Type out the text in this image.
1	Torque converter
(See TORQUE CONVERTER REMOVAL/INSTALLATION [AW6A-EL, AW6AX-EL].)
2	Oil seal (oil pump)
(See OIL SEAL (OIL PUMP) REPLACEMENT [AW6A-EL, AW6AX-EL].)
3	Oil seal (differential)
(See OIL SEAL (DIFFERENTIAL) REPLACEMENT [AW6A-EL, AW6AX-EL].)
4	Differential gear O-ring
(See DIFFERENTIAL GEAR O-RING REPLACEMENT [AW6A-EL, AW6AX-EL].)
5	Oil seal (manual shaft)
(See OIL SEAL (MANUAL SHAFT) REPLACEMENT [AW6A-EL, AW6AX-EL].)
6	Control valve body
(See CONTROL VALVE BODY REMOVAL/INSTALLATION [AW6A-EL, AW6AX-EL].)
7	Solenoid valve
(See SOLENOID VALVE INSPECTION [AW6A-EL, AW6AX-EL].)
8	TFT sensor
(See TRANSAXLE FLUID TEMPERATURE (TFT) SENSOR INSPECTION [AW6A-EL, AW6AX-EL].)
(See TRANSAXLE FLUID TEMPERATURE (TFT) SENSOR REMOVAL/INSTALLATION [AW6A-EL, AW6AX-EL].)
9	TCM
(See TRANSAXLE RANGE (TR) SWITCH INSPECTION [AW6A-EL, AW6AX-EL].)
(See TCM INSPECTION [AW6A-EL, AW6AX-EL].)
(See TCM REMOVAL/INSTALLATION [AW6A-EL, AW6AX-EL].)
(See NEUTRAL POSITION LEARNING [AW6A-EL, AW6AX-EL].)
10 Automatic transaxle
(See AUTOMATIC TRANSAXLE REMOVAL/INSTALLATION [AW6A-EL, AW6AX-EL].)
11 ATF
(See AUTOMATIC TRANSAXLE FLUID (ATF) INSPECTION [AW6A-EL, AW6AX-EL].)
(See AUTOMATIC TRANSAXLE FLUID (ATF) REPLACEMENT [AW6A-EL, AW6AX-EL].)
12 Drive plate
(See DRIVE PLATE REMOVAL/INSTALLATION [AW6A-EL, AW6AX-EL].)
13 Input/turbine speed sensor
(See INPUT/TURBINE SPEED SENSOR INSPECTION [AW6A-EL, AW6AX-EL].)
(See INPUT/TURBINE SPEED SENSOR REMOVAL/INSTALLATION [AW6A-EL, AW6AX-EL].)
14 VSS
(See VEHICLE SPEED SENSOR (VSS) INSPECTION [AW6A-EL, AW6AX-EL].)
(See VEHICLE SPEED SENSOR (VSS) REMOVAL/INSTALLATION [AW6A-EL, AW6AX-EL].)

* [Work required]: Reproduce all of the data exactly as given.

* [The output]:
Type out the text in this image.
1	Torque converter
(See TORQUE CONVERTER REMOVAL/INSTALLATION [AW6A-EL, AW6AX-EL].)
2	Oil seal (oil pump)
(See OIL SEAL (OIL PUMP) REPLACEMENT [AW6A-EL, AW6AX-EL].)
3	Oil seal (differential)
(See OIL SEAL (DIFFERENTIAL) REPLACEMENT [AW6A-EL, AW6AX-EL].)
4	Differential gear O-ring
(See DIFFERENTIAL GEAR O-RING REPLACEMENT [AW6A-EL, AW6AX-EL].)
5	Oil seal (manual shaft)
(See OIL SEAL (MANUAL SHAFT) REPLACEMENT [AW6A-EL, AW6AX-EL].)
6	Control valve body
(See CONTROL VALVE BODY REMOVAL/INSTALLATION [AW6A-EL, AW6AX-EL].)
7	Solenoid valve
(See SOLENOID VALVE INSPECTION [AW6A-EL, AW6AX-EL].)
8	TFT sensor
(See TRANSAXLE FLUID TEMPERATURE (TFT) SENSOR INSPECTION [AW6A-EL, AW6AX-EL].)
(See TRANSAXLE FLUID TEMPERATURE (TFT) SENSOR REMOVAL/INSTALLATION [AW6A-EL, AW6AX-EL].)
9	TCM
(See TRANSAXLE RANGE (TR) SWITCH INSPECTION [AW6A-EL, AW6AX-EL].)
(See TCM INSPECTION [AW6A-EL, AW6AX-EL].)
(See TCM REMOVAL/INSTALLATION [AW6A-EL, AW6AX-EL].)
(See NEUTRAL POSITION LEARNING [AW6A-EL, AW6AX-EL].)
10 Automatic transaxle
(See AUTOMATIC TRANSAXLE REMOVAL/INSTALLATION [AW6A-EL, AW6AX-EL].)
11 ATF
(See AUTOMATIC TRANSAXLE FLUID (ATF) INSPECTION [AW6A-EL, AW6AX-EL].)
(See AUTOMATIC TRANSAXLE FLUID (ATF) REPLACEMENT [AW6A-EL, AW6AX-EL].)
12 Drive plate
(See DRIVE PLATE REMOVAL/INSTALLATION [AW6A-EL, AW6AX-EL].)
13 Input/turbine speed sensor
(See INPUT/TURBINE SPEED SENSOR INSPECTION [AW6A-EL, AW6AX-EL].)
(See INPUT/TURBINE SPEED SENSOR REMOVAL/INSTALLATION [AW6A-EL, AW6AX-EL].)
14 VSS
(See VEHICLE SPEED SENSOR (VSS) INSPECTION [AW6A-EL, AW6AX-EL].)
(See VEHICLE SPEED SENSOR (VSS) REMOVAL/INSTALLATION [AW6A-EL, AW6AX-EL].)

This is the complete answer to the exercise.